» Task requirements
Make a verbatim copy of the entries below; pictures stay out.

** begin **

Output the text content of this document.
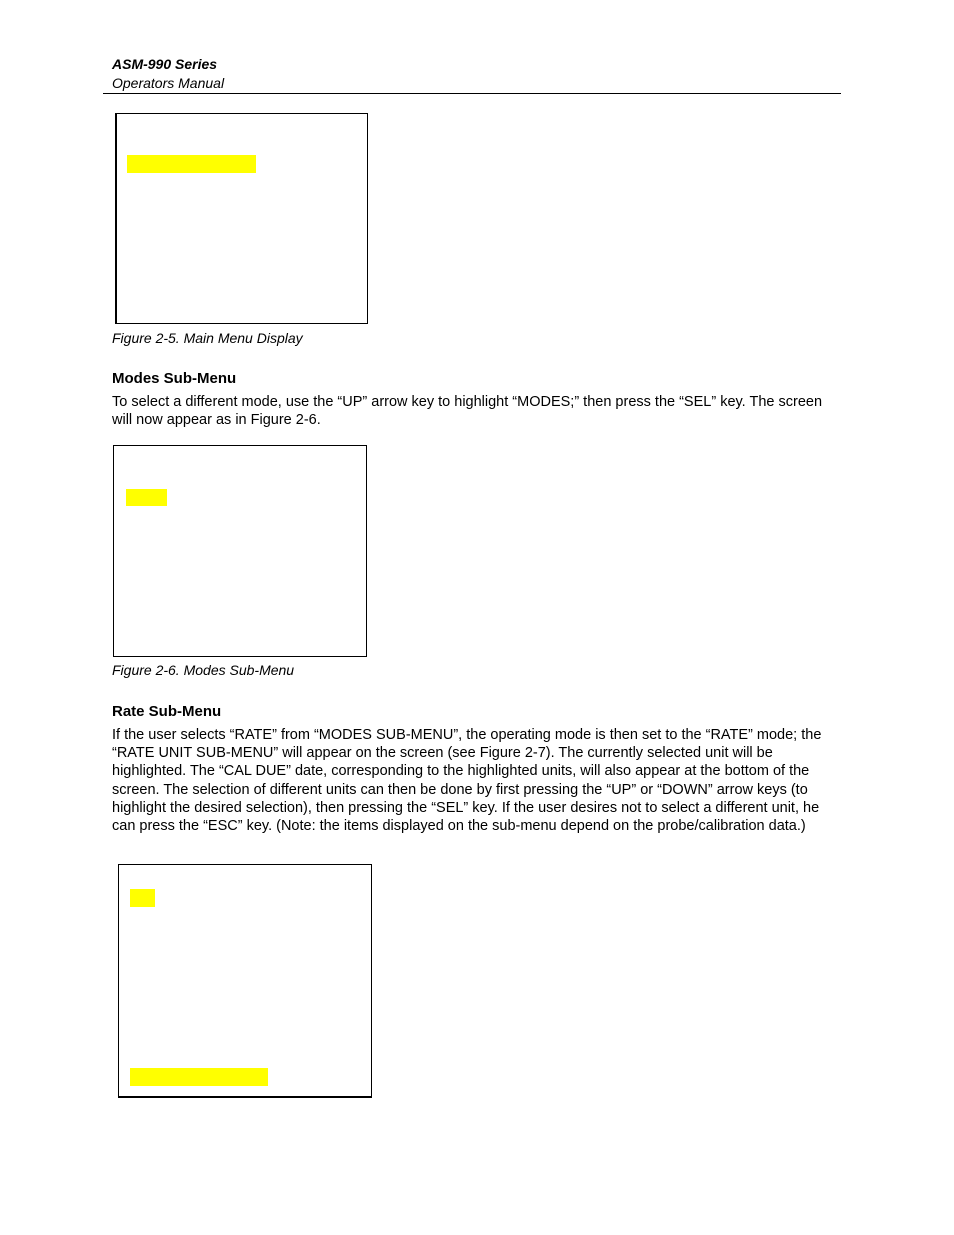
ASM-990 Series
Operators Manual
Figure 2-5. Main Menu Display
Modes Sub-Menu
To select a different mode, use the “UP” arrow key to highlight “MODES;” then press the “SEL” key. The screen will now appear as in Figure 2-6.
Figure 2-6. Modes Sub-Menu
Rate Sub-Menu
If the user selects “RATE” from “MODES SUB-MENU”, the operating mode is then set to the “RATE” mode; the “RATE UNIT SUB-MENU” will appear on the screen (see Figure 2-7). The currently selected unit will be highlighted. The “CAL DUE” date, corresponding to the highlighted units, will also appear at the bottom of the screen. The selection of different units can then be done by first pressing the “UP” or “DOWN” arrow keys (to highlight the desired selection), then pressing the “SEL” key. If the user desires not to select a different unit, he can press the “ESC” key. (Note: the items displayed on the sub-menu depend on the probe/calibration data.)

** end **

» Exercise solution
Output the text content of this document.
ASM-990 Series
Operators Manual
Figure 2-5. Main Menu Display
Modes Sub-Menu
To select a different mode, use the “UP” arrow key to highlight “MODES;” then press the “SEL” key. The screen will now appear as in Figure 2-6.
Figure 2-6. Modes Sub-Menu
Rate Sub-Menu
If the user selects “RATE” from “MODES SUB-MENU”, the operating mode is then set to the “RATE” mode; the “RATE UNIT SUB-MENU” will appear on the screen (see Figure 2-7). The currently selected unit will be highlighted. The “CAL DUE” date, corresponding to the highlighted units, will also appear at the bottom of the screen. The selection of different units can then be done by first pressing the “UP” or “DOWN” arrow keys (to highlight the desired selection), then pressing the “SEL” key. If the user desires not to select a different unit, he can press the “ESC” key. (Note: the items displayed on the sub-menu depend on the probe/calibration data.)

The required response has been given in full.